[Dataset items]
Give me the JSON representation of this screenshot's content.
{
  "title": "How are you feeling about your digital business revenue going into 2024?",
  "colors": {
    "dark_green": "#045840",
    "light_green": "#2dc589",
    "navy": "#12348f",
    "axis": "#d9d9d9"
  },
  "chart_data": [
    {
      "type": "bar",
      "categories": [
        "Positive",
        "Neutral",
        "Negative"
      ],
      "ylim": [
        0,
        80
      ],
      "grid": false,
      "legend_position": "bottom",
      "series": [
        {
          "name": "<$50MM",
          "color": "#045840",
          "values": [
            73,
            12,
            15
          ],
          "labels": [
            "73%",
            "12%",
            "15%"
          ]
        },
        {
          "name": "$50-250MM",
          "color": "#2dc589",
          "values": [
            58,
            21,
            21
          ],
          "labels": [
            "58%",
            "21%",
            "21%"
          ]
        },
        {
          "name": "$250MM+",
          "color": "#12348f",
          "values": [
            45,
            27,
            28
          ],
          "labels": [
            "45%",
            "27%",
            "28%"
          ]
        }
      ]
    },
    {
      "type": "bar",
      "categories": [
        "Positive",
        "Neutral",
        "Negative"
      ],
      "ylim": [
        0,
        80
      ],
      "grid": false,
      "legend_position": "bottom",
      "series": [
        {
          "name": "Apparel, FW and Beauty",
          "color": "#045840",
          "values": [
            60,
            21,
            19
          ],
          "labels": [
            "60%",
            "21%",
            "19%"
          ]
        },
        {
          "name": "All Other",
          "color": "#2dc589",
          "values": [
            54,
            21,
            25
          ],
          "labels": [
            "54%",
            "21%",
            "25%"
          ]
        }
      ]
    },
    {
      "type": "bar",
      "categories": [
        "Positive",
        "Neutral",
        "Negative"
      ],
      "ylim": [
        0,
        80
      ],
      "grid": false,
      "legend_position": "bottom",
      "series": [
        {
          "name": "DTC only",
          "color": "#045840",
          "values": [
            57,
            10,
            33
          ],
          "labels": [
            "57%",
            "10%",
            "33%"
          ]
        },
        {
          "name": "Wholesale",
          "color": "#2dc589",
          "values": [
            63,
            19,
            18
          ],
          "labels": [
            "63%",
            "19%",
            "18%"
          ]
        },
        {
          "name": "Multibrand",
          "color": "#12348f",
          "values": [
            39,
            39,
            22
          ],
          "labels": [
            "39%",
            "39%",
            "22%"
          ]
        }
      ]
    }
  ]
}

◆ Required work
Extract the complete data, matching each line exactly.

◆ Response to the exercise
Give me the JSON representation of this screenshot's content.
{
  "title": "How are you feeling about your digital business revenue going into 2024?",
  "colors": {
    "dark_green": "#045840",
    "light_green": "#2dc589",
    "navy": "#12348f",
    "axis": "#d9d9d9"
  },
  "chart_data": [
    {
      "type": "bar",
      "categories": [
        "Positive",
        "Neutral",
        "Negative"
      ],
      "ylim": [
        0,
        80
      ],
      "grid": false,
      "legend_position": "bottom",
      "series": [
        {
          "name": "<$50MM",
          "color": "#045840",
          "values": [
            73,
            12,
            15
          ],
          "labels": [
            "73%",
            "12%",
            "15%"
          ]
        },
        {
          "name": "$50-250MM",
          "color": "#2dc589",
          "values": [
            58,
            21,
            21
          ],
          "labels": [
            "58%",
            "21%",
            "21%"
          ]
        },
        {
          "name": "$250MM+",
          "color": "#12348f",
          "values": [
            45,
            27,
            28
          ],
          "labels": [
            "45%",
            "27%",
            "28%"
          ]
        }
      ]
    },
    {
      "type": "bar",
      "categories": [
        "Positive",
        "Neutral",
        "Negative"
      ],
      "ylim": [
        0,
        80
      ],
      "grid": false,
      "legend_position": "bottom",
      "series": [
        {
          "name": "Apparel, FW and Beauty",
          "color": "#045840",
          "values": [
            60,
            21,
            19
          ],
          "labels": [
            "60%",
            "21%",
            "19%"
          ]
        },
        {
          "name": "All Other",
          "color": "#2dc589",
          "values": [
            54,
            21,
            25
          ],
          "labels": [
            "54%",
            "21%",
            "25%"
          ]
        }
      ]
    },
    {
      "type": "bar",
      "categories": [
        "Positive",
        "Neutral",
        "Negative"
      ],
      "ylim": [
        0,
        80
      ],
      "grid": false,
      "legend_position": "bottom",
      "series": [
        {
          "name": "DTC only",
          "color": "#045840",
          "values": [
            57,
            10,
            33
          ],
          "labels": [
            "57%",
            "10%",
            "33%"
          ]
        },
        {
          "name": "Wholesale",
          "color": "#2dc589",
          "values": [
            63,
            19,
            18
          ],
          "labels": [
            "63%",
            "19%",
            "18%"
          ]
        },
        {
          "name": "Multibrand",
          "color": "#12348f",
          "values": [
            39,
            39,
            22
          ],
          "labels": [
            "39%",
            "39%",
            "22%"
          ]
        }
      ]
    }
  ]
}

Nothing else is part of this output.